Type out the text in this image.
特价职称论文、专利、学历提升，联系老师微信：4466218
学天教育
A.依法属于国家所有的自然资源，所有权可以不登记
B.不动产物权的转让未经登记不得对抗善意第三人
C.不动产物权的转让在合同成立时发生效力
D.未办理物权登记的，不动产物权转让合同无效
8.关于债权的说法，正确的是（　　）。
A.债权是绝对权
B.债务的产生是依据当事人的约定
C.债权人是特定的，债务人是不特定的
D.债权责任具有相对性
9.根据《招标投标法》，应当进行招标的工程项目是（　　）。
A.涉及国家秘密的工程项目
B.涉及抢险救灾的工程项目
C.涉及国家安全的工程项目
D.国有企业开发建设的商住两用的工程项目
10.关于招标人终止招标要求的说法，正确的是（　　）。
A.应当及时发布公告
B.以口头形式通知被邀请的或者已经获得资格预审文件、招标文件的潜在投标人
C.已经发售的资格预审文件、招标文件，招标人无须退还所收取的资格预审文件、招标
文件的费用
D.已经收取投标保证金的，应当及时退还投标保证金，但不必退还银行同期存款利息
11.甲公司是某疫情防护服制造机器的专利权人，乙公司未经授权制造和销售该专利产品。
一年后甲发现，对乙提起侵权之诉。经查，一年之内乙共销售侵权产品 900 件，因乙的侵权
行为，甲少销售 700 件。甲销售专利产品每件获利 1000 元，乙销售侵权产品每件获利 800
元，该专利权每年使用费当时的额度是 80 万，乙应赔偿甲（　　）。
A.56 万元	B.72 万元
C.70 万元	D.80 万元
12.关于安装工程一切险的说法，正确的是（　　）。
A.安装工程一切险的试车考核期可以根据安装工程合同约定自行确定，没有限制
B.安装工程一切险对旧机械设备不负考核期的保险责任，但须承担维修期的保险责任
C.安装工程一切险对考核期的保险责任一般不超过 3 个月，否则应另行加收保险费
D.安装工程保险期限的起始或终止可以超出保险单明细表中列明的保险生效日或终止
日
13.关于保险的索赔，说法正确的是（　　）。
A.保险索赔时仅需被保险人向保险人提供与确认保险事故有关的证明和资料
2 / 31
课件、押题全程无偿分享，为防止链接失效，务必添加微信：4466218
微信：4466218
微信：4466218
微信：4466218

============================================================

Goal of the exercise → Write the whole listing out again. Keep every line exactly as it is.

Answer below →
Type out the text in this image.
特价职称论文、专利、学历提升，联系老师微信：4466218
学天教育
A.依法属于国家所有的自然资源，所有权可以不登记
B.不动产物权的转让未经登记不得对抗善意第三人
C.不动产物权的转让在合同成立时发生效力
D.未办理物权登记的，不动产物权转让合同无效
8.关于债权的说法，正确的是（　　）。
A.债权是绝对权
B.债务的产生是依据当事人的约定
C.债权人是特定的，债务人是不特定的
D.债权责任具有相对性
9.根据《招标投标法》，应当进行招标的工程项目是（　　）。
A.涉及国家秘密的工程项目
B.涉及抢险救灾的工程项目
C.涉及国家安全的工程项目
D.国有企业开发建设的商住两用的工程项目
10.关于招标人终止招标要求的说法，正确的是（　　）。
A.应当及时发布公告
B.以口头形式通知被邀请的或者已经获得资格预审文件、招标文件的潜在投标人
C.已经发售的资格预审文件、招标文件，招标人无须退还所收取的资格预审文件、招标
文件的费用
D.已经收取投标保证金的，应当及时退还投标保证金，但不必退还银行同期存款利息
11.甲公司是某疫情防护服制造机器的专利权人，乙公司未经授权制造和销售该专利产品。
一年后甲发现，对乙提起侵权之诉。经查，一年之内乙共销售侵权产品 900 件，因乙的侵权
行为，甲少销售 700 件。甲销售专利产品每件获利 1000 元，乙销售侵权产品每件获利 800
元，该专利权每年使用费当时的额度是 80 万，乙应赔偿甲（　　）。
A.56 万元	B.72 万元
C.70 万元	D.80 万元
12.关于安装工程一切险的说法，正确的是（　　）。
A.安装工程一切险的试车考核期可以根据安装工程合同约定自行确定，没有限制
B.安装工程一切险对旧机械设备不负考核期的保险责任，但须承担维修期的保险责任
C.安装工程一切险对考核期的保险责任一般不超过 3 个月，否则应另行加收保险费
D.安装工程保险期限的起始或终止可以超出保险单明细表中列明的保险生效日或终止
日
13.关于保险的索赔，说法正确的是（　　）。
A.保险索赔时仅需被保险人向保险人提供与确认保险事故有关的证明和资料
2 / 31
课件、押题全程无偿分享，为防止链接失效，务必添加微信：4466218
微信：4466218
微信：4466218
微信：4466218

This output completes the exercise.